THE TASK:
Each record below should be repeated precisely as written.

[Stored data]
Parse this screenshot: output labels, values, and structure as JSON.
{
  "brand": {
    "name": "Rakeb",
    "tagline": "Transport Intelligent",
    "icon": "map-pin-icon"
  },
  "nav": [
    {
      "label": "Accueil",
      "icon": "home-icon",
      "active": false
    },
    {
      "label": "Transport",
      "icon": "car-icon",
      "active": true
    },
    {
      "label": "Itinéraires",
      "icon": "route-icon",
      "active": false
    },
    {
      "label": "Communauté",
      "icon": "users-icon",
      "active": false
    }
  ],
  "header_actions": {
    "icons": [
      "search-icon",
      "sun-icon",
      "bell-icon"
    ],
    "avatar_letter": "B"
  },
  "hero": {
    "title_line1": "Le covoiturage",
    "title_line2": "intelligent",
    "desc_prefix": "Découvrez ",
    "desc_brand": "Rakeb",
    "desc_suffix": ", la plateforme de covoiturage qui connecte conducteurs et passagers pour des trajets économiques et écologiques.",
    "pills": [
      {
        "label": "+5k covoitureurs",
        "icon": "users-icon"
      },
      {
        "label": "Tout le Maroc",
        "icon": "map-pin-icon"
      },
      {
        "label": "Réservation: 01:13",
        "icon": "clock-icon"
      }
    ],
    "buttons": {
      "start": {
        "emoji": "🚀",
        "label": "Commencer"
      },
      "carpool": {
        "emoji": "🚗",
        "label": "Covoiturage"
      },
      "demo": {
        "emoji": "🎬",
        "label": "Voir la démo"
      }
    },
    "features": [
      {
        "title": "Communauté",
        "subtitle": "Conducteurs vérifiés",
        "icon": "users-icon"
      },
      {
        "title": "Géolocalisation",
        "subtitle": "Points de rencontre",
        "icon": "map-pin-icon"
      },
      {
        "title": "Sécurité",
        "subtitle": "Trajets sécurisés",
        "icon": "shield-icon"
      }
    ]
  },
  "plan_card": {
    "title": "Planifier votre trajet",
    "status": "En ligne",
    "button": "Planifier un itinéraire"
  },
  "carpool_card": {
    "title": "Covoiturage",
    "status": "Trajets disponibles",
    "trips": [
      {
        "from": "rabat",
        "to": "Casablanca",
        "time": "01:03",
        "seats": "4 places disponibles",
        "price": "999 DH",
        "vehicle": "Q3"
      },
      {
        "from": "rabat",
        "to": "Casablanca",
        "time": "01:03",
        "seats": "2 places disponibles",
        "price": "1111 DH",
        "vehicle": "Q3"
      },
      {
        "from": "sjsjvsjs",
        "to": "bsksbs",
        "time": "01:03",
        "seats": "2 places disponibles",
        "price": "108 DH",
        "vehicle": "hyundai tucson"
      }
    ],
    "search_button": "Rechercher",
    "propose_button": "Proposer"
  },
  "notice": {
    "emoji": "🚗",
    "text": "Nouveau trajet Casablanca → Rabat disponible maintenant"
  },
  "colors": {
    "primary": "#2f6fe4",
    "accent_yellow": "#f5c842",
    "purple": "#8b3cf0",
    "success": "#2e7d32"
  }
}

ANSWER:
Parse this screenshot: output labels, values, and structure as JSON.
{
  "brand": {
    "name": "Rakeb",
    "tagline": "Transport Intelligent",
    "icon": "map-pin-icon"
  },
  "nav": [
    {
      "label": "Accueil",
      "icon": "home-icon",
      "active": false
    },
    {
      "label": "Transport",
      "icon": "car-icon",
      "active": true
    },
    {
      "label": "Itinéraires",
      "icon": "route-icon",
      "active": false
    },
    {
      "label": "Communauté",
      "icon": "users-icon",
      "active": false
    }
  ],
  "header_actions": {
    "icons": [
      "search-icon",
      "sun-icon",
      "bell-icon"
    ],
    "avatar_letter": "B"
  },
  "hero": {
    "title_line1": "Le covoiturage",
    "title_line2": "intelligent",
    "desc_prefix": "Découvrez ",
    "desc_brand": "Rakeb",
    "desc_suffix": ", la plateforme de covoiturage qui connecte conducteurs et passagers pour des trajets économiques et écologiques.",
    "pills": [
      {
        "label": "+5k covoitureurs",
        "icon": "users-icon"
      },
      {
        "label": "Tout le Maroc",
        "icon": "map-pin-icon"
      },
      {
        "label": "Réservation: 01:13",
        "icon": "clock-icon"
      }
    ],
    "buttons": {
      "start": {
        "emoji": "🚀",
        "label": "Commencer"
      },
      "carpool": {
        "emoji": "🚗",
        "label": "Covoiturage"
      },
      "demo": {
        "emoji": "🎬",
        "label": "Voir la démo"
      }
    },
    "features": [
      {
        "title": "Communauté",
        "subtitle": "Conducteurs vérifiés",
        "icon": "users-icon"
      },
      {
        "title": "Géolocalisation",
        "subtitle": "Points de rencontre",
        "icon": "map-pin-icon"
      },
      {
        "title": "Sécurité",
        "subtitle": "Trajets sécurisés",
        "icon": "shield-icon"
      }
    ]
  },
  "plan_card": {
    "title": "Planifier votre trajet",
    "status": "En ligne",
    "button": "Planifier un itinéraire"
  },
  "carpool_card": {
    "title": "Covoiturage",
    "status": "Trajets disponibles",
    "trips": [
      {
        "from": "rabat",
        "to": "Casablanca",
        "time": "01:03",
        "seats": "4 places disponibles",
        "price": "999 DH",
        "vehicle": "Q3"
      },
      {
        "from": "rabat",
        "to": "Casablanca",
        "time": "01:03",
        "seats": "2 places disponibles",
        "price": "1111 DH",
        "vehicle": "Q3"
      },
      {
        "from": "sjsjvsjs",
        "to": "bsksbs",
        "time": "01:03",
        "seats": "2 places disponibles",
        "price": "108 DH",
        "vehicle": "hyundai tucson"
      }
    ],
    "search_button": "Rechercher",
    "propose_button": "Proposer"
  },
  "notice": {
    "emoji": "🚗",
    "text": "Nouveau trajet Casablanca → Rabat disponible maintenant"
  },
  "colors": {
    "primary": "#2f6fe4",
    "accent_yellow": "#f5c842",
    "purple": "#8b3cf0",
    "success": "#2e7d32"
  }
}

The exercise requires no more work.